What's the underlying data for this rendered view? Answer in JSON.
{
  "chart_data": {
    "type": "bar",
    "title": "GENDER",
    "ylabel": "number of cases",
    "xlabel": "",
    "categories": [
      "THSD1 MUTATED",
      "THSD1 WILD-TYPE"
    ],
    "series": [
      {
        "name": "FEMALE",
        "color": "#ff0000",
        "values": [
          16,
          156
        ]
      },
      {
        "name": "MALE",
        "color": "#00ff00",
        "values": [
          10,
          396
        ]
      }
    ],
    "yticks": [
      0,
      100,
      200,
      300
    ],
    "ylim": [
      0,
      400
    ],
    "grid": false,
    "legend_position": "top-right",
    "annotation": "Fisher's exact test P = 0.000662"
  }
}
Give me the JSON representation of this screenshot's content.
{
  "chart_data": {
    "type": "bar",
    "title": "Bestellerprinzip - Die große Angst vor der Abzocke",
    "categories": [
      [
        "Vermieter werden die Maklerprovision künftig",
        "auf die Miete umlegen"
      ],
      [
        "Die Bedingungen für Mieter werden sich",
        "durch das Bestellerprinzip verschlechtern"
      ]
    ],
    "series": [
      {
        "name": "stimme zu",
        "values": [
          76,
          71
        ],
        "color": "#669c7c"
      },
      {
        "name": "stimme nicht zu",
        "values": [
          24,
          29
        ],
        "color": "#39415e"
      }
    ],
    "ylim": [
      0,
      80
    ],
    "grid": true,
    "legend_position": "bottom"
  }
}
___
Given exercise
Keep only those lines of the records that hold "Bestellerprinzip", and return them.

Output of the task
    "title": "Bestellerprinzip - Die große Angst vor der Abzocke",
        "durch das Bestellerprinzip verschlechtern"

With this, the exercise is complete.